╭─ Supplied entries

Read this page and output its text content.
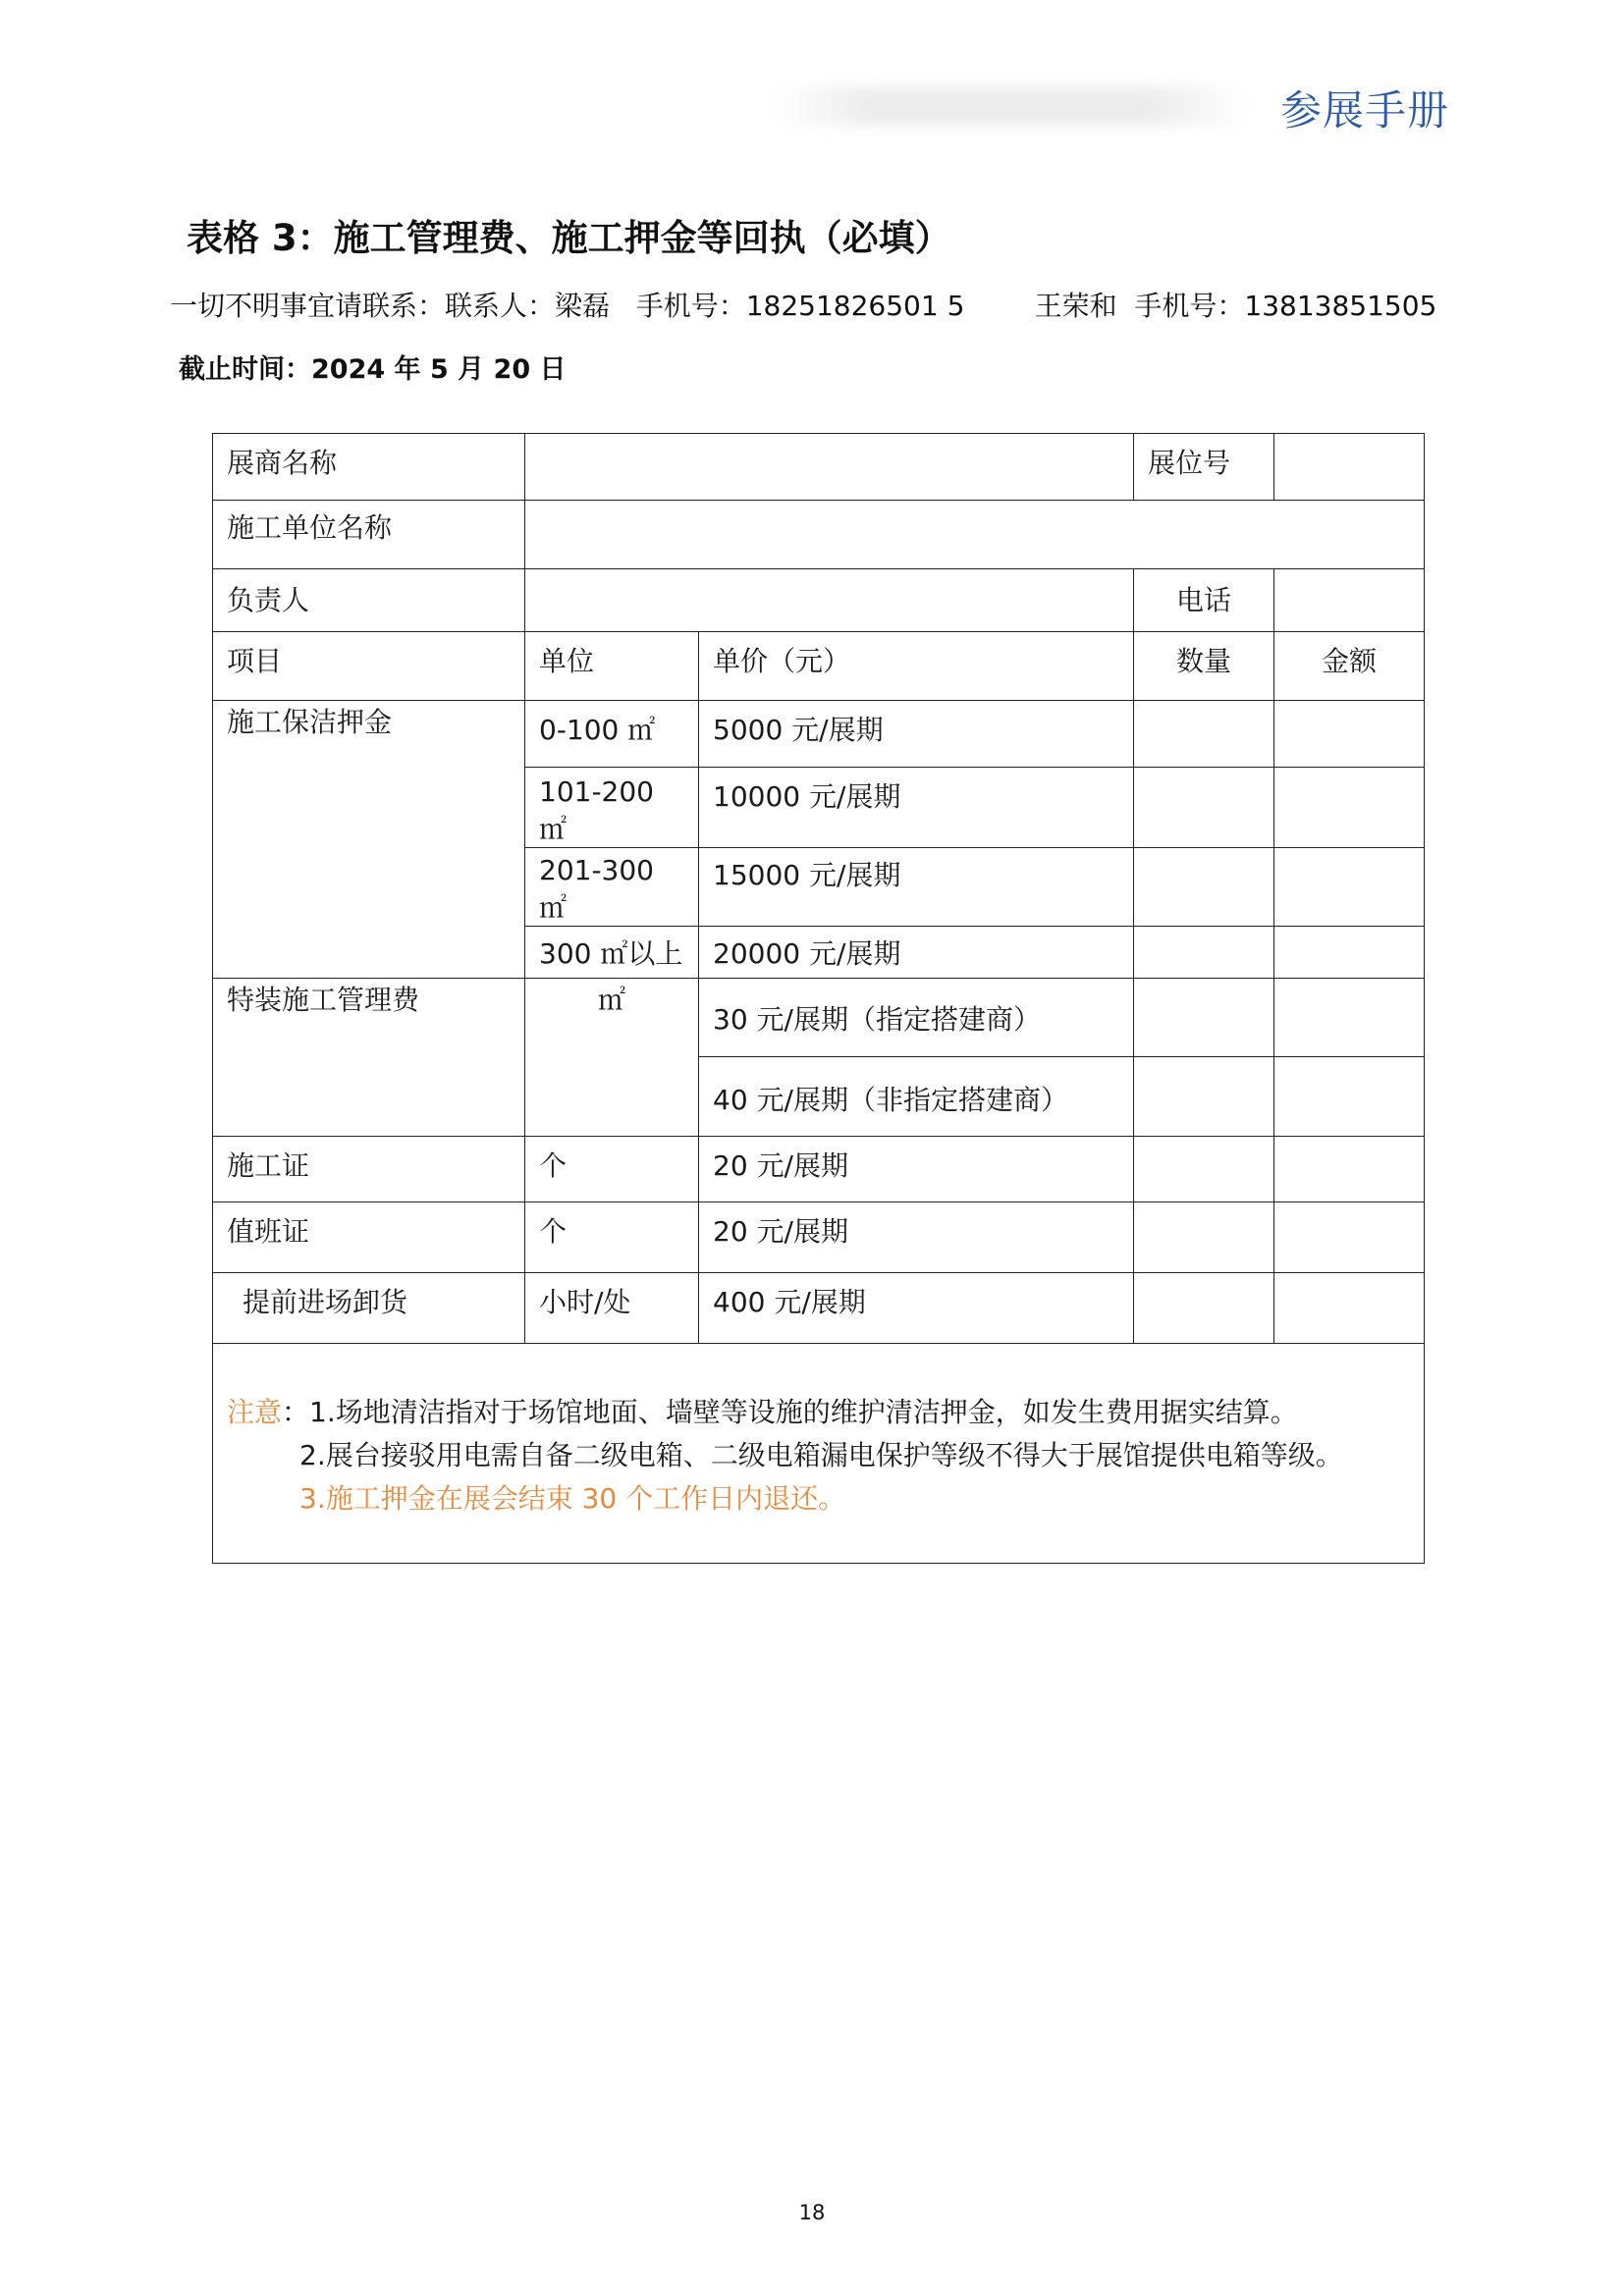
参展手册
表格 3：施工管理费、施工押金等回执（必填）
一切不明事宜请联系：联系人：梁磊   手机号：18251826501 5        王荣和  手机号：13813851505
截止时间：2024 年 5 月 20 日
展商名称			展位号	
施工单位名称				
负责人			电话	
项目	单位	单价（元）	数量	金额
施工保洁押金	0-100 ㎡	5000 元/展期		
	101-200 ㎡	10000 元/展期		
	201-300 ㎡	15000 元/展期		
	300 ㎡以上	20000 元/展期		
特装施工管理费	㎡	30 元/展期（指定搭建商）		
		40 元/展期（非指定搭建商）		
施工证	个	20 元/展期		
值班证	个	20 元/展期		
提前进场卸货	小时/处	400 元/展期		

注意：1.场地清洁指对于场馆地面、墙壁等设施的维护清洁押金，如发生费用据实结算。
2.展台接驳用电需自备二级电箱、二级电箱漏电保护等级不得大于展馆提供电箱等级。
3.施工押金在展会结束 30 个工作日内退还。				
18
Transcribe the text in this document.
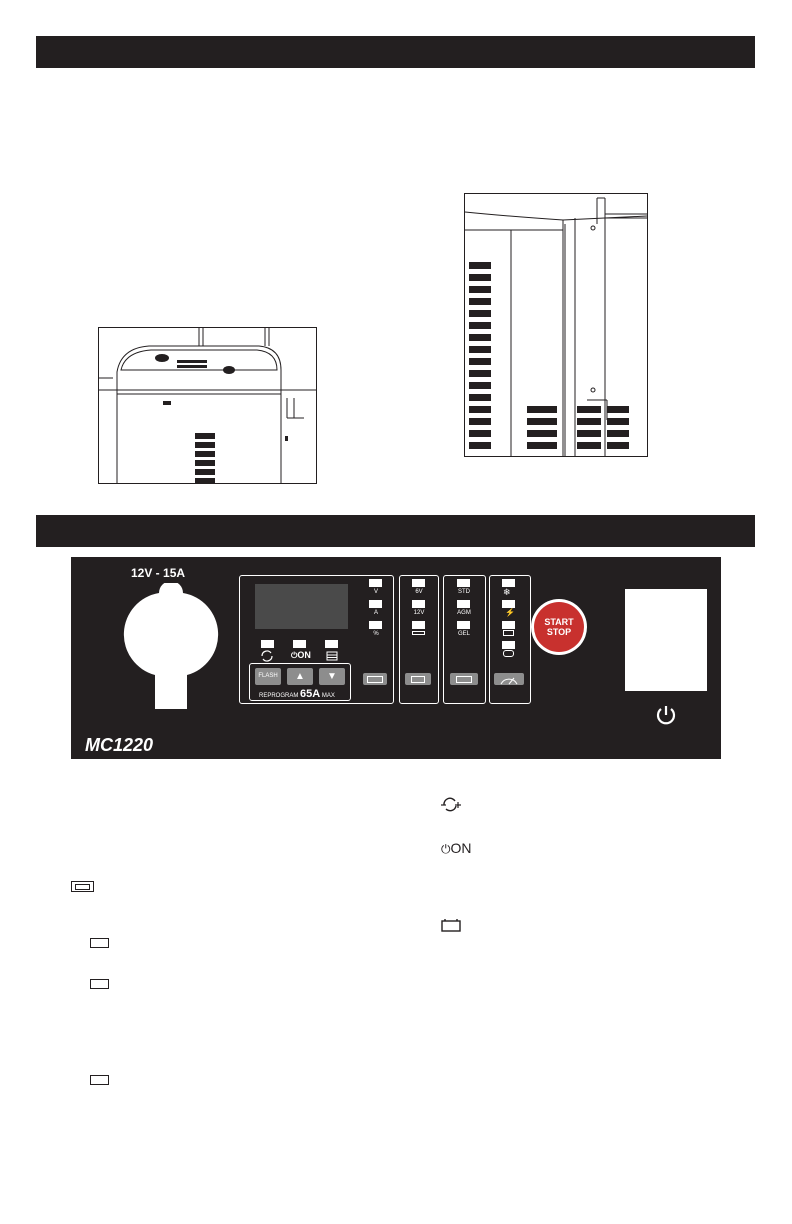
12V - 15A
MC1220
⏻ON
FLASH	▲	▼
REPROGRAM 65A MAX
V
A
%
6V
12V
STD
AGM
GEL
❄
⚡
START
STOP
⏻ON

╰─

• Exercise prompt: Quote the records in their entirety, keeping the wording exact and excluding pictures.

• Exercise output:
Read this page and output its text content.
参展手册
表格 3：施工管理费、施工押金等回执（必填）
一切不明事宜请联系：联系人：梁磊   手机号：18251826501 5        王荣和  手机号：13813851505
截止时间：2024 年 5 月 20 日
展商名称			展位号	
施工单位名称				
负责人			电话	
项目	单位	单价（元）	数量	金额
施工保洁押金	0-100 ㎡	5000 元/展期		
	101-200 ㎡	10000 元/展期		
	201-300 ㎡	15000 元/展期		
	300 ㎡以上	20000 元/展期		
特装施工管理费	㎡	30 元/展期（指定搭建商）		
		40 元/展期（非指定搭建商）		
施工证	个	20 元/展期		
值班证	个	20 元/展期		
提前进场卸货	小时/处	400 元/展期		

注意：1.场地清洁指对于场馆地面、墙壁等设施的维护清洁押金，如发生费用据实结算。
2.展台接驳用电需自备二级电箱、二级电箱漏电保护等级不得大于展馆提供电箱等级。
3.施工押金在展会结束 30 个工作日内退还。				
18
Transcribe the text in this document.
12V - 15A
MC1220
⏻ON
FLASH	▲	▼
REPROGRAM 65A MAX
V
A
%
6V
12V
STD
AGM
GEL
❄
⚡
START
STOP
⏻ON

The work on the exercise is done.